PAGE EXTRACT
--- Start ---

From: David Gibson <david@gibson.dropbear.id.au>
To: Alexey Kardashevskiy <aik@ozlabs.ru>
Cc: kvm@vger.kernel.org, Alex Williamson <alex.williamson@redhat.com>,
Eric Auger <eric.auger@redhat.com>
Subject: Re: [PATCH kernel] vfio-pci: Allow mapping MSIX BAR
Date: Fri, 15 Dec 2017 15:13:22 +1100 [thread overview]
Message-ID: <20171215041322.GF7753@umbus.fritz.box> (raw)
In-Reply-To: <20171208041829.27520-1-aik@ozlabs.ru>
[-- Attachment #1: Type: text/plain, Size: 7173 bytes --]
On Fri, Dec 08, 2017 at 03:18:29PM +1100, Alexey Kardashevskiy wrote:
> By default VFIO disables mapping of MSIX BAR to the userspace as
> the userspace may program it in a way allowing spurious interrupts;
> instead the userspace uses the VFIO_DEVICE_SET_IRQS ioctl.
> In order to eliminate guessing from the userspace about what is
> mmapable, VFIO also advertises a sparse list of regions allowed to mmap.
>
> This works fine as long as the system page size equals to the MSIX
> alignment requirement which is 4KB. However with a bigger page size
> the existing code prohibits mapping non-MSIX parts of a page with MSIX
> structures so these parts have to be emulated via slow reads/writes on
> a VFIO device fd. If these emulated bits are accessed often, this has
> serious impact on performance.
>
> This allows mmap of the entire BAR containing MSIX vector table.
>
> This removes the sparse capability for PCI devices as it becomes useless.
>
> As the userspace needs to know for sure whether mmapping of the MSIX
> vector containing data can succeed, this adds a new capability -
> VFIO_REGION_INFO_CAP_MSIX_MAPPABLE - which explicitly tells the userspace
> that the entire BAR can be mmapped.

--- End ---

INSTRUCTION 1
In the VFIO patch reply, what new capability tells the userspace that the entire BAR can be mmapped?
INSTRUCTION 2
Extend the VFIO patch reply, picking up after its final sentence.

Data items
--- Start ---

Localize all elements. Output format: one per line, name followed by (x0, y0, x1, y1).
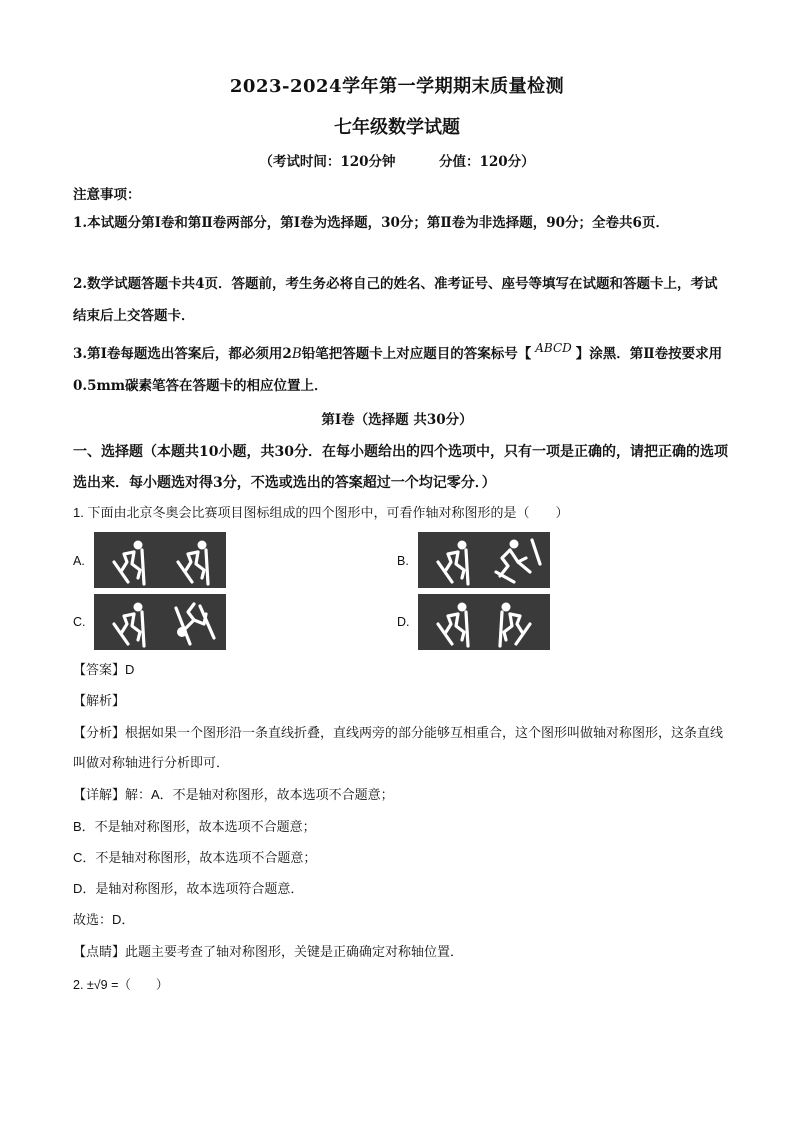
answer-line (73, 655, 134, 685)
option-b-image (418, 532, 550, 588)
option-b-label: B. (397, 554, 409, 568)
section-1-instructions: 一、选择题（本题共10小题，共30分．在每小题给出的四个选项中，只有一项是正确的，请把正确的选项选出来．每小题选对得3分，不选或选出的答案超过一个均记零分．） (73, 444, 728, 491)
notice-item-3-c: 铅笔把答题卡上对应题目的答案标号【 (301, 346, 532, 362)
notice-item-3-a: 3.第Ⅰ卷每题选出答案后，都必须用2 (73, 346, 292, 362)
option-d-label: D. (397, 615, 410, 629)
option-a-label: A. (73, 554, 85, 568)
option-c-label: C. (73, 615, 86, 629)
exam-meta (0, 150, 794, 170)
notice-item-3-abcd: ABCD (535, 341, 572, 355)
exam-score: 分值：120分） (438, 154, 535, 170)
skier-symmetric-pictogram-pair-icon (418, 594, 550, 650)
analysis-tag: 【解析】 (73, 693, 126, 708)
option-d-image (418, 594, 550, 650)
part1-heading: 第Ⅰ卷（选择题 共30分） (321, 412, 473, 428)
analysis-fenxi: 【分析】根据如果一个图形沿一条直线折叠，直线两旁的部分能够互相重合，这个图形叫做轴对称图形，这条直线叫做对称轴进行分析即可． (73, 725, 724, 770)
dianjing-line: 【点睛】此题主要考查了轴对称图形，关键是正确确定对称轴位置． (73, 944, 464, 959)
skier-tumble-pictogram-pair-icon (94, 594, 226, 650)
question-2-number: 2. (73, 978, 84, 992)
detail-line-4: D．是轴对称图形，故本选项符合题意． (73, 881, 304, 896)
notice-item-3-d: 】涂黑．第Ⅱ卷按要求用0.5mm碳素笔答在答题卡的相应位置上． (73, 346, 723, 394)
question-2-expression: ±√9 =（ ） (86, 978, 169, 992)
skier-pictogram-pair-a-icon (94, 532, 226, 588)
detail-line-2: B．不是轴对称图形，故本选项不合题意； (73, 819, 316, 834)
notice-item-3-b: B (291, 346, 302, 362)
detail-line-3: C．不是轴对称图形，故本选项不合题意； (73, 850, 317, 865)
question-2-stem (73, 975, 168, 993)
notice-item-3 (73, 338, 723, 402)
notice-item-2: 2.数学试题答题卡共4页．答题前，考生务必将自己的姓名、准考证号、座号等填写在试题和答题卡上，考试结束后上交答题卡． (73, 276, 718, 324)
conclusion-line: 故选：D． (73, 912, 135, 927)
notice-heading: 注意事项： (73, 187, 141, 203)
answer-tag: 【答案】 (73, 662, 126, 677)
exam-subtitle: 七年级数学试题 (334, 117, 460, 138)
detail-line-1: 【详解】解：A．不是轴对称图形，故本选项不合题意； (73, 787, 394, 802)
exam-time: （考试时间：120分钟 (259, 154, 396, 170)
skier-aerial-pictogram-pair-icon (418, 532, 550, 588)
answer-value: D (125, 662, 135, 677)
option-a-image (94, 532, 226, 588)
exam-title: 2023-2024学年第一学期期末质量检测 (229, 76, 565, 97)
notice-item-1: 1.本试题分第Ⅰ卷和第Ⅱ卷两部分，第Ⅰ卷为选择题，30分；第Ⅱ卷为非选择题，90分；全卷共6页． (73, 215, 669, 231)
question-1-stem: 1. 下面由北京冬奥会比赛项目图标组成的四个图形中，可看作轴对称图形的是（ ） (73, 505, 569, 520)
option-c-image (94, 594, 226, 650)
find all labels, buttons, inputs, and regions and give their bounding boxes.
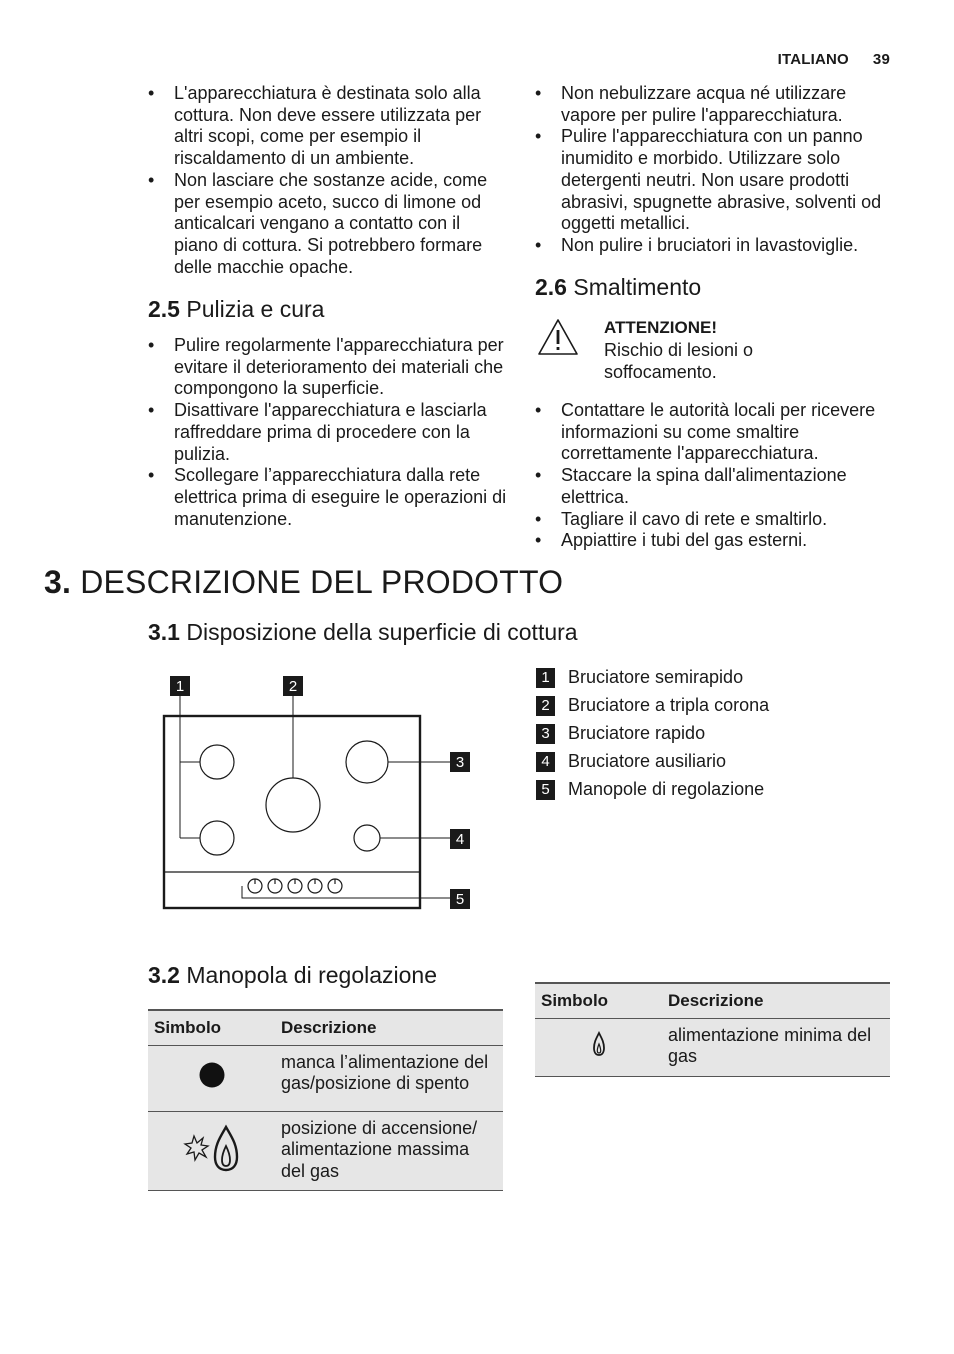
- list-item: • Non lasciare che sostanze acide, come per esempio aceto, succo di limone od anticalcari vengano a contatto con il piano di cottura. Si potrebbero formare delle macchie opache.: [148, 170, 508, 279]
- page-number: 39: [872, 51, 890, 68]
- auxiliary-burner: [354, 825, 380, 851]
- description-cell: alimentazione minima del gas: [662, 1018, 890, 1076]
- callout-3: 3: [455, 754, 465, 771]
- filled-circle-icon: [198, 1061, 226, 1089]
- legend-num-3: 3: [536, 724, 555, 744]
- list-item: • Appiattire i tubi del gas esterni.: [535, 530, 895, 552]
- symbol-table-right: [535, 982, 890, 1077]
- legend-num-5: 5: [536, 780, 555, 800]
- section-heading-3-2: 3.2 Manopola di regolazione: [148, 962, 437, 988]
- language-label: ITALIANO: [777, 51, 849, 68]
- section-heading-2-5: 2.5 Pulizia e cura: [148, 296, 325, 322]
- page-header: [778, 51, 890, 68]
- table-row: [535, 1018, 890, 1076]
- symbol-cell: [148, 1045, 275, 1111]
- safety-list-right: [535, 83, 895, 257]
- table-header-row: [535, 983, 890, 1018]
- list-item: • L'apparecchiatura è destinata solo alla cottura. Non deve essere utilizzata per altri scopi, come per esempio il riscaldamento di un ambiente.: [148, 83, 508, 170]
- cleaning-list: [148, 335, 508, 530]
- table-row: [148, 1045, 503, 1111]
- legend-num-2: 2: [536, 696, 555, 716]
- header-description: Descrizione: [275, 1010, 503, 1045]
- legend-num-4: 4: [536, 752, 555, 772]
- list-item: • Pulire regolarmente l'apparecchiatura per evitare il deterioramento dei materiali che compongono la superficie.: [148, 335, 508, 400]
- list-item: • Non pulire i bruciatori in lavastoviglie.: [535, 235, 895, 257]
- legend-label-2: Bruciatore a tripla corona: [568, 695, 770, 715]
- table-header-row: [148, 1010, 503, 1045]
- description-cell: manca l’alimentazione del gas/posizione di spento: [275, 1045, 503, 1111]
- triple-crown-burner: [266, 778, 320, 832]
- safety-list-left: [148, 83, 508, 278]
- rapid-burner: [346, 741, 388, 783]
- warning-title: ATTENZIONE!: [604, 318, 718, 337]
- hob-layout-diagram: [160, 672, 480, 917]
- section-heading-2-6: 2.6 Smaltimento: [535, 274, 702, 300]
- list-item: • Non nebulizzare acqua né utilizzare vapore per pulire l'apparecchiatura.: [535, 83, 895, 126]
- list-item: • Contattare le autorità locali per ricevere informazioni su come smaltire correttamente l'apparecchiatura.: [535, 400, 895, 465]
- warning-text: Rischio di lesioni o soffocamento.: [604, 340, 754, 382]
- small-flame-icon: [591, 1031, 607, 1057]
- callout-5: 5: [455, 891, 465, 908]
- list-item: • Staccare la spina dall'alimentazione elettrica.: [535, 465, 895, 508]
- semi-rapid-burner-bottom: [200, 821, 234, 855]
- callout-lines: [180, 696, 450, 898]
- legend-label-1: Bruciatore semirapido: [568, 667, 744, 687]
- semi-rapid-burner-top: [200, 745, 234, 779]
- legend-num-1: 1: [536, 668, 555, 688]
- legend-label-4: Bruciatore ausiliario: [568, 751, 727, 771]
- list-item: • Tagliare il cavo di rete e smaltirlo.: [535, 509, 895, 531]
- description-cell: posizione di accensione/ alimentazione massima del gas: [275, 1111, 503, 1190]
- symbol-table-left: [148, 1009, 503, 1191]
- list-item: • Disattivare l'apparecchiatura e lasciarla raffreddare prima di procedere con la pulizia.: [148, 400, 508, 465]
- table-row: [148, 1111, 503, 1190]
- callout-4: 4: [455, 831, 465, 848]
- callout-1: 1: [175, 678, 185, 695]
- callout-2: 2: [288, 678, 298, 695]
- control-knobs: [248, 879, 342, 893]
- symbol-cell: [148, 1111, 275, 1190]
- header-symbol: Simbolo: [535, 983, 662, 1018]
- ignition-large-flame-icon: [182, 1124, 242, 1172]
- header-symbol: Simbolo: [148, 1010, 275, 1045]
- disposal-list: [535, 400, 895, 552]
- legend-label-3: Bruciatore rapido: [568, 723, 706, 743]
- legend-label-5: Manopole di regolazione: [568, 779, 765, 799]
- list-item: • Pulire l'apparecchiatura con un panno inumidito e morbido. Utilizzare solo detergenti neutri. Non usare prodotti abrasivi, spugnette abrasive, solventi od oggetti metallici.: [535, 126, 895, 235]
- list-item: • Scollegare l’apparecchiatura dalla rete elettrica prima di eseguire le operazioni di manutenzione.: [148, 465, 508, 530]
- warning-triangle-icon: [537, 318, 579, 356]
- section-heading-3-1: 3.1 Disposizione della superficie di cottura: [148, 619, 578, 645]
- symbol-cell: [535, 1018, 662, 1076]
- chapter-heading-3: 3. DESCRIZIONE DEL PRODOTTO: [44, 564, 564, 600]
- header-description: Descrizione: [662, 983, 890, 1018]
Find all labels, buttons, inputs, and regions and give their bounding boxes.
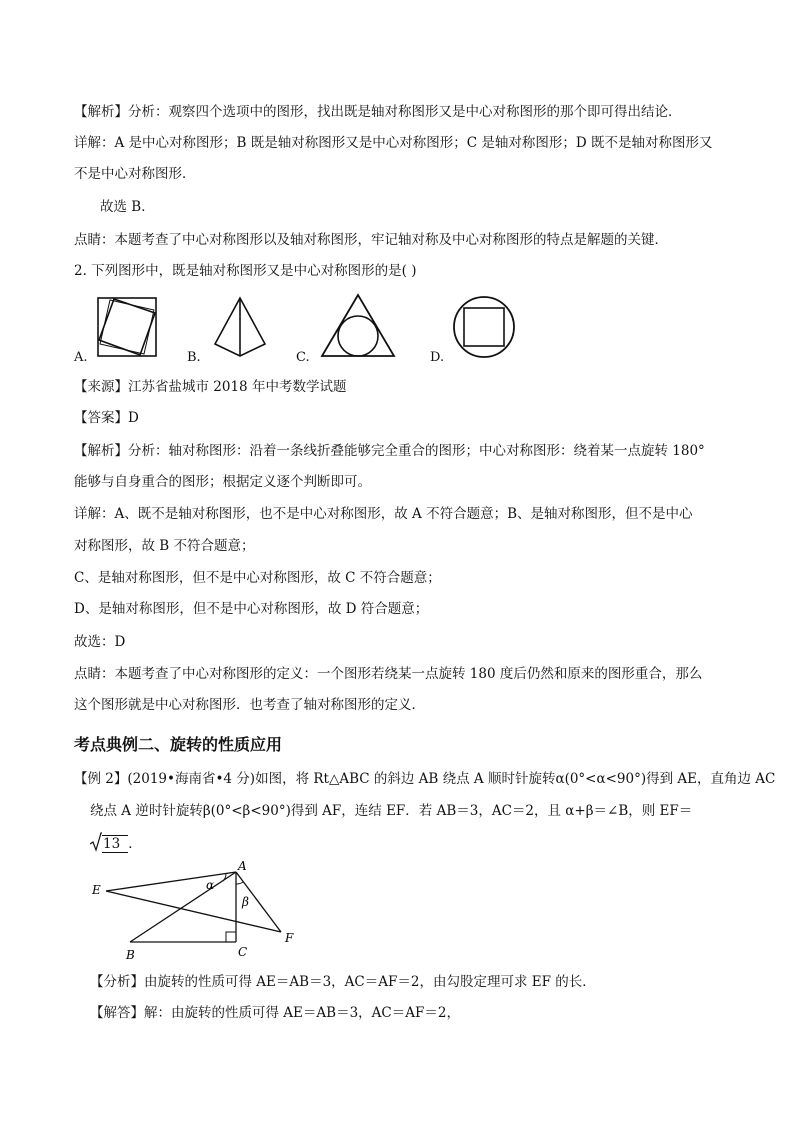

--- End ---

TASK ANSWER 1
VFIO_REGION_INFO_CAP_MSIX_MAPPABLE

TASK ANSWER 2
>
> This does not touch the MSIX mangling in the BAR read/write handlers as
> we are doing this just to enable direct access to non MSIX registers.
>
> Signed-off-by: Alexey Kardashevskiy <aik@ozlabs.ru>
This seems reasonable, except for the interface issue that Alex
pointed out already.
TBH, I'm not really sold on the need for a new kernel cap, rather than
just having qemu attempt the mamp() and fall back if it fails. But
I'm not really fussed either way.
> ---
> include/uapi/linux/vfio.h | 10 +++++++
> drivers/vfio/pci/vfio_pci.c | 65 +++++++--------------------------------------
> drivers/vfio/vfio.c | 9 +++++++
> 3 files changed, 29 insertions(+), 55 deletions(-)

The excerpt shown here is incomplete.